/---
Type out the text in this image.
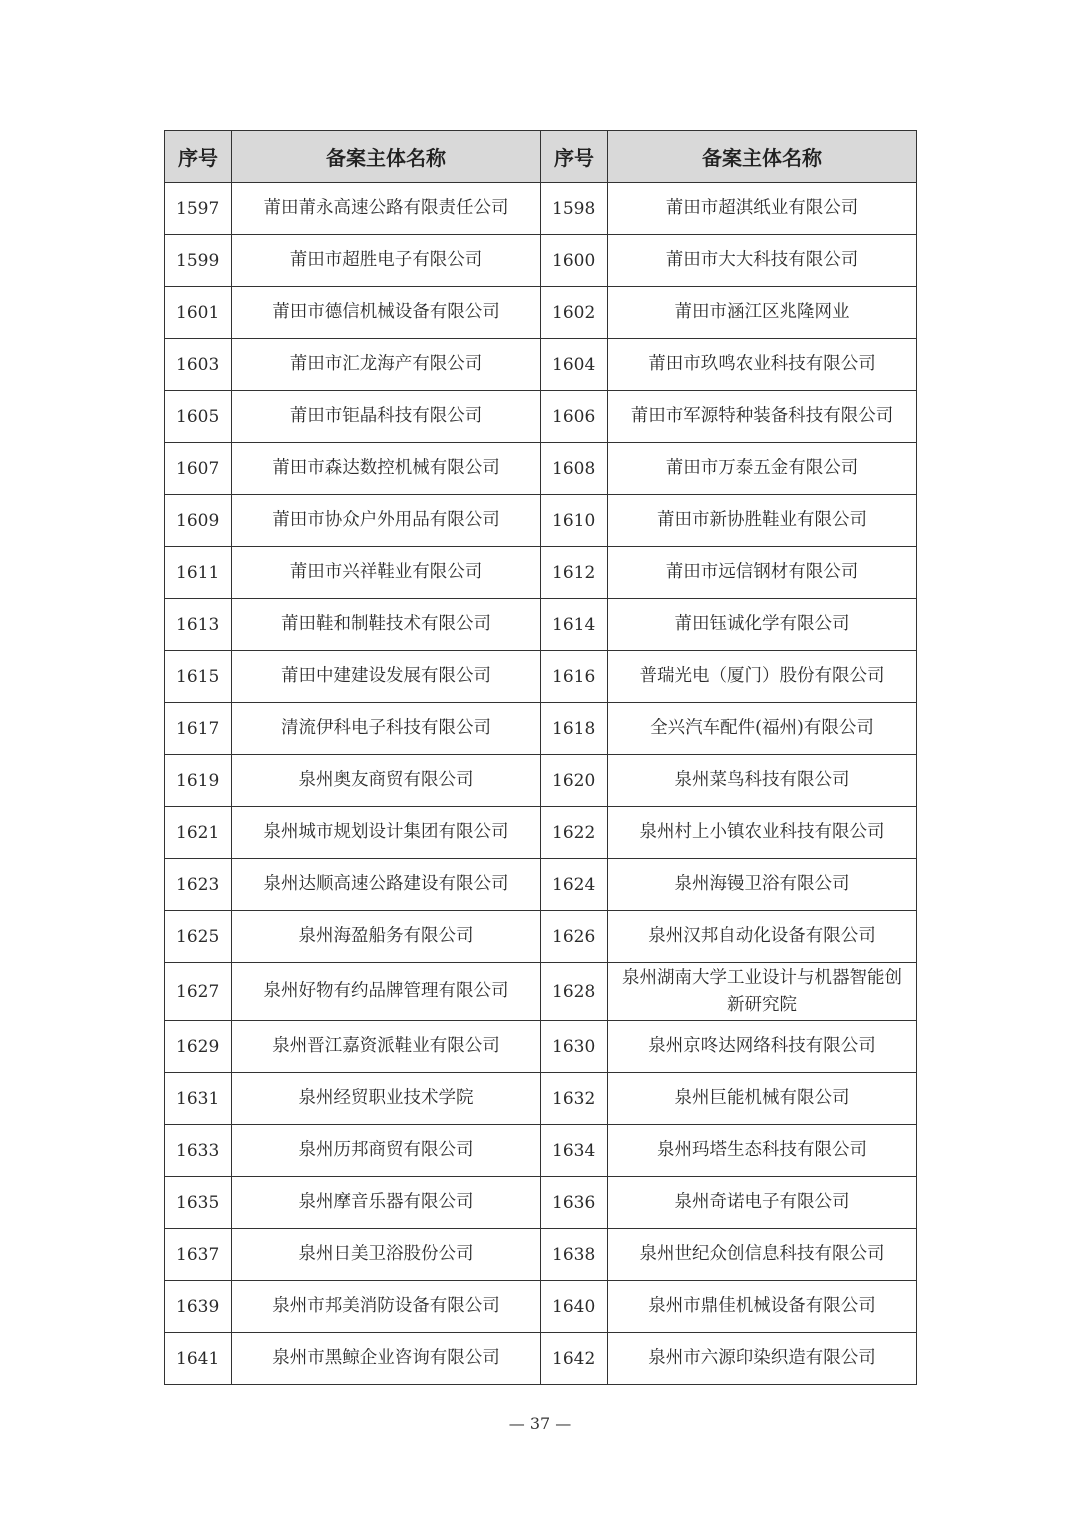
序号	备案主体名称	序号	备案主体名称
1597	莆田莆永高速公路有限责任公司	1598	莆田市超淇纸业有限公司
1599	莆田市超胜电子有限公司	1600	莆田市大大科技有限公司
1601	莆田市德信机械设备有限公司	1602	莆田市涵江区兆隆网业
1603	莆田市汇龙海产有限公司	1604	莆田市玖鸣农业科技有限公司
1605	莆田市钜晶科技有限公司	1606	莆田市军源特种装备科技有限公司
1607	莆田市森达数控机械有限公司	1608	莆田市万泰五金有限公司
1609	莆田市协众户外用品有限公司	1610	莆田市新协胜鞋业有限公司
1611	莆田市兴祥鞋业有限公司	1612	莆田市远信钢材有限公司
1613	莆田鞋和制鞋技术有限公司	1614	莆田钰诚化学有限公司
1615	莆田中建建设发展有限公司	1616	普瑞光电（厦门）股份有限公司
1617	清流伊科电子科技有限公司	1618	全兴汽车配件(福州)有限公司
1619	泉州奥友商贸有限公司	1620	泉州菜鸟科技有限公司
1621	泉州城市规划设计集团有限公司	1622	泉州村上小镇农业科技有限公司
1623	泉州达顺高速公路建设有限公司	1624	泉州海镘卫浴有限公司
1625	泉州海盈船务有限公司	1626	泉州汉邦自动化设备有限公司
1627	泉州好物有约品牌管理有限公司	1628	泉州湖南大学工业设计与机器智能创新研究院
1629	泉州晋江嘉资派鞋业有限公司	1630	泉州京咚达网络科技有限公司
1631	泉州经贸职业技术学院	1632	泉州巨能机械有限公司
1633	泉州历邦商贸有限公司	1634	泉州玛塔生态科技有限公司
1635	泉州摩音乐器有限公司	1636	泉州奇诺电子有限公司
1637	泉州日美卫浴股份公司	1638	泉州世纪众创信息科技有限公司
1639	泉州市邦美消防设备有限公司	1640	泉州市鼎佳机械设备有限公司
1641	泉州市黑鲸企业咨询有限公司	1642	泉州市六源印染织造有限公司
— 37 —
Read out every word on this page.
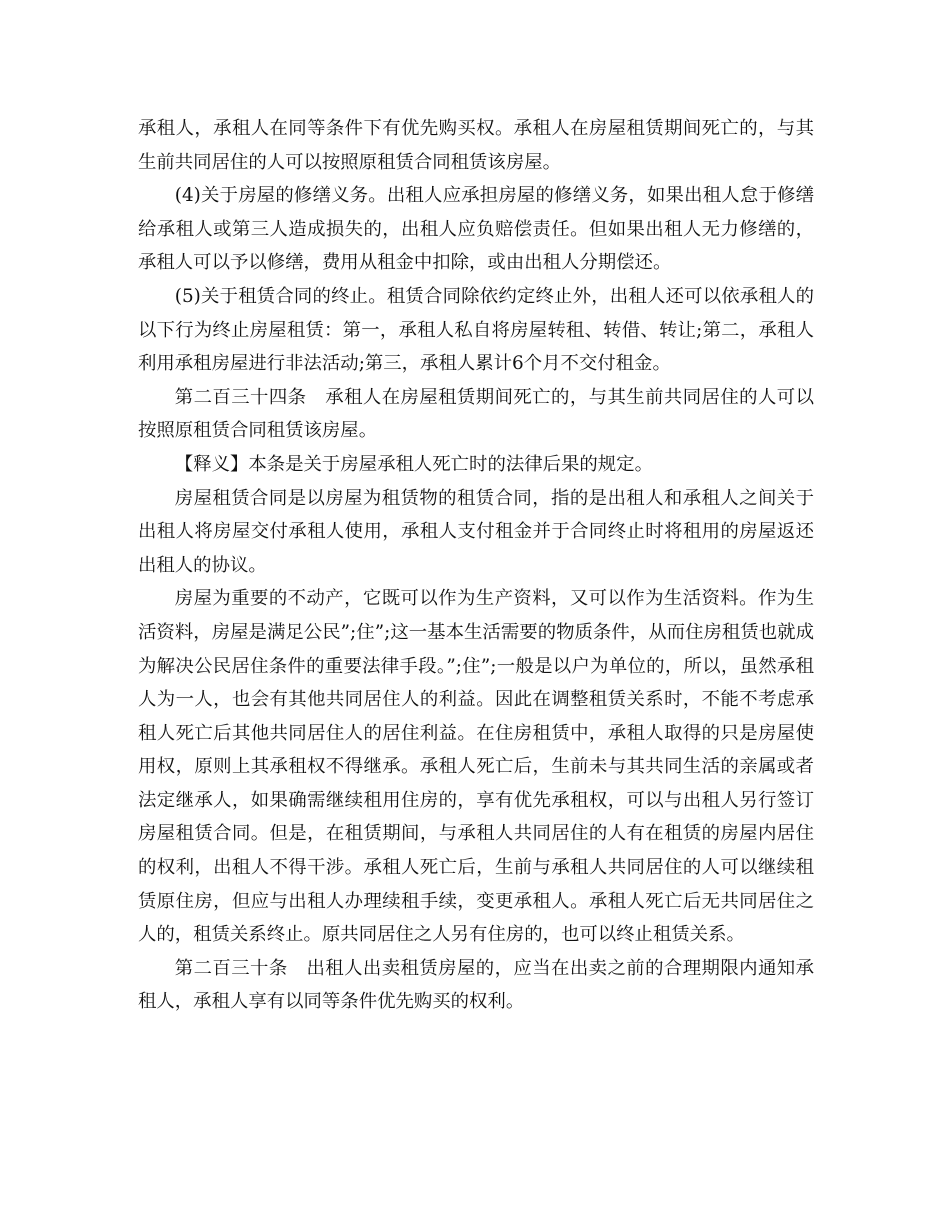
承租人，承租人在同等条件下有优先购买权。承租人在房屋租赁期间死亡的，与其生前共同居住的人可以按照原租赁合同租赁该房屋。

(4)关于房屋的修缮义务。出租人应承担房屋的修缮义务，如果出租人怠于修缮给承租人或第三人造成损失的，出租人应负赔偿责任。但如果出租人无力修缮的，承租人可以予以修缮，费用从租金中扣除，或由出租人分期偿还。

(5)关于租赁合同的终止。租赁合同除依约定终止外，出租人还可以依承租人的以下行为终止房屋租赁：第一，承租人私自将房屋转租、转借、转让;第二，承租人利用承租房屋进行非法活动;第三，承租人累计6个月不交付租金。

第二百三十四条　承租人在房屋租赁期间死亡的，与其生前共同居住的人可以按照原租赁合同租赁该房屋。

【释义】本条是关于房屋承租人死亡时的法律后果的规定。

房屋租赁合同是以房屋为租赁物的租赁合同，指的是出租人和承租人之间关于出租人将房屋交付承租人使用，承租人支付租金并于合同终止时将租用的房屋返还出租人的协议。

房屋为重要的不动产，它既可以作为生产资料，又可以作为生活资料。作为生活资料，房屋是满足公民”;住”;这一基本生活需要的物质条件，从而住房租赁也就成为解决公民居住条件的重要法律手段。”;住”;一般是以户为单位的，所以，虽然承租人为一人，也会有其他共同居住人的利益。因此在调整租赁关系时，不能不考虑承租人死亡后其他共同居住人的居住利益。在住房租赁中，承租人取得的只是房屋使用权，原则上其承租权不得继承。承租人死亡后，生前未与其共同生活的亲属或者法定继承人，如果确需继续租用住房的，享有优先承租权，可以与出租人另行签订房屋租赁合同。但是，在租赁期间，与承租人共同居住的人有在租赁的房屋内居住的权利，出租人不得干涉。承租人死亡后，生前与承租人共同居住的人可以继续租赁原住房，但应与出租人办理续租手续，变更承租人。承租人死亡后无共同居住之人的，租赁关系终止。原共同居住之人另有住房的，也可以终止租赁关系。

第二百三十条　出租人出卖租赁房屋的，应当在出卖之前的合理期限内通知承租人，承租人享有以同等条件优先购买的权利。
\---
• _What needs to be done_
Go through the data above and transcribe it in full, omitting any image.

• _The completed task_
Type out the text in this image.
序号	备案主体名称	序号	备案主体名称
1597	莆田莆永高速公路有限责任公司	1598	莆田市超淇纸业有限公司
1599	莆田市超胜电子有限公司	1600	莆田市大大科技有限公司
1601	莆田市德信机械设备有限公司	1602	莆田市涵江区兆隆网业
1603	莆田市汇龙海产有限公司	1604	莆田市玖鸣农业科技有限公司
1605	莆田市钜晶科技有限公司	1606	莆田市军源特种装备科技有限公司
1607	莆田市森达数控机械有限公司	1608	莆田市万泰五金有限公司
1609	莆田市协众户外用品有限公司	1610	莆田市新协胜鞋业有限公司
1611	莆田市兴祥鞋业有限公司	1612	莆田市远信钢材有限公司
1613	莆田鞋和制鞋技术有限公司	1614	莆田钰诚化学有限公司
1615	莆田中建建设发展有限公司	1616	普瑞光电（厦门）股份有限公司
1617	清流伊科电子科技有限公司	1618	全兴汽车配件(福州)有限公司
1619	泉州奥友商贸有限公司	1620	泉州菜鸟科技有限公司
1621	泉州城市规划设计集团有限公司	1622	泉州村上小镇农业科技有限公司
1623	泉州达顺高速公路建设有限公司	1624	泉州海镘卫浴有限公司
1625	泉州海盈船务有限公司	1626	泉州汉邦自动化设备有限公司
1627	泉州好物有约品牌管理有限公司	1628	泉州湖南大学工业设计与机器智能创新研究院
1629	泉州晋江嘉资派鞋业有限公司	1630	泉州京咚达网络科技有限公司
1631	泉州经贸职业技术学院	1632	泉州巨能机械有限公司
1633	泉州历邦商贸有限公司	1634	泉州玛塔生态科技有限公司
1635	泉州摩音乐器有限公司	1636	泉州奇诺电子有限公司
1637	泉州日美卫浴股份公司	1638	泉州世纪众创信息科技有限公司
1639	泉州市邦美消防设备有限公司	1640	泉州市鼎佳机械设备有限公司
1641	泉州市黑鲸企业咨询有限公司	1642	泉州市六源印染织造有限公司
— 37 —
Read out every word on this page.
承租人，承租人在同等条件下有优先购买权。承租人在房屋租赁期间死亡的，与其生前共同居住的人可以按照原租赁合同租赁该房屋。

(4)关于房屋的修缮义务。出租人应承担房屋的修缮义务，如果出租人怠于修缮给承租人或第三人造成损失的，出租人应负赔偿责任。但如果出租人无力修缮的，承租人可以予以修缮，费用从租金中扣除，或由出租人分期偿还。

(5)关于租赁合同的终止。租赁合同除依约定终止外，出租人还可以依承租人的以下行为终止房屋租赁：第一，承租人私自将房屋转租、转借、转让;第二，承租人利用承租房屋进行非法活动;第三，承租人累计6个月不交付租金。

第二百三十四条　承租人在房屋租赁期间死亡的，与其生前共同居住的人可以按照原租赁合同租赁该房屋。

【释义】本条是关于房屋承租人死亡时的法律后果的规定。

房屋租赁合同是以房屋为租赁物的租赁合同，指的是出租人和承租人之间关于出租人将房屋交付承租人使用，承租人支付租金并于合同终止时将租用的房屋返还出租人的协议。

房屋为重要的不动产，它既可以作为生产资料，又可以作为生活资料。作为生活资料，房屋是满足公民”;住”;这一基本生活需要的物质条件，从而住房租赁也就成为解决公民居住条件的重要法律手段。”;住”;一般是以户为单位的，所以，虽然承租人为一人，也会有其他共同居住人的利益。因此在调整租赁关系时，不能不考虑承租人死亡后其他共同居住人的居住利益。在住房租赁中，承租人取得的只是房屋使用权，原则上其承租权不得继承。承租人死亡后，生前未与其共同生活的亲属或者法定继承人，如果确需继续租用住房的，享有优先承租权，可以与出租人另行签订房屋租赁合同。但是，在租赁期间，与承租人共同居住的人有在租赁的房屋内居住的权利，出租人不得干涉。承租人死亡后，生前与承租人共同居住的人可以继续租赁原住房，但应与出租人办理续租手续，变更承租人。承租人死亡后无共同居住之人的，租赁关系终止。原共同居住之人另有住房的，也可以终止租赁关系。

第二百三十条　出租人出卖租赁房屋的，应当在出卖之前的合理期限内通知承租人，承租人享有以同等条件优先购买的权利。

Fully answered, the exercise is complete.